> [PROBLEM DESCRIPTION] Locate every line in the records below that contains the word "należy", and copy each one.

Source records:
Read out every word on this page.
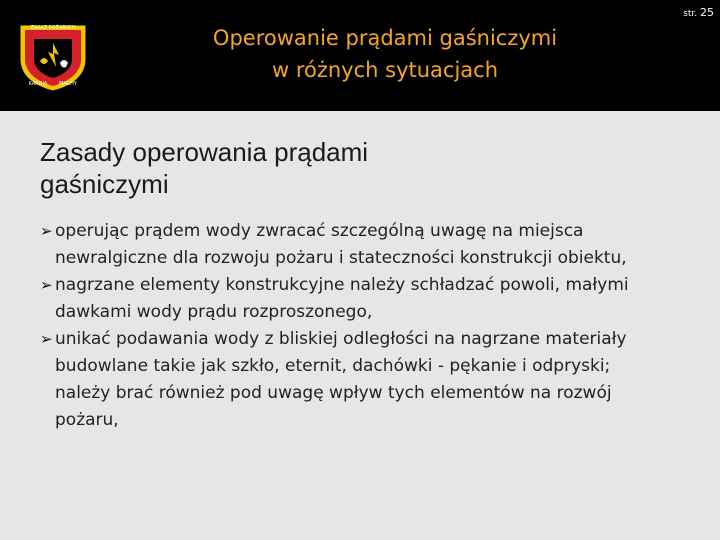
ZWIĄZ POŻARYCH
KARNIA MACHY
Operowanie prądami gaśniczymi
w różnych sytuacjach
str. 25
Zasady operowania prądami
gaśniczymi
➢ operując prądem wody zwracać szczególną uwagę na miejsca newralgiczne dla rozwoju pożaru i stateczności konstrukcji obiektu,
➢ nagrzane elementy konstrukcyjne należy schładzać powoli, małymi dawkami wody prądu rozproszonego,
➢ unikać podawania wody z bliskiej odległości na nagrzane materiały budowlane takie jak szkło, eternit, dachówki - pękanie i odpryski; należy brać również pod uwagę wpływ tych elementów na rozwój pożaru,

> [FINAL RESULT]
➢ nagrzane elementy konstrukcyjne należy schładzać powoli, małymi dawkami wody prądu rozproszonego,
➢ unikać podawania wody z bliskiej odległości na nagrzane materiały budowlane takie jak szkło, eternit, dachówki - pękanie i odpryski; należy brać również pod uwagę wpływ tych elementów na rozwój pożaru,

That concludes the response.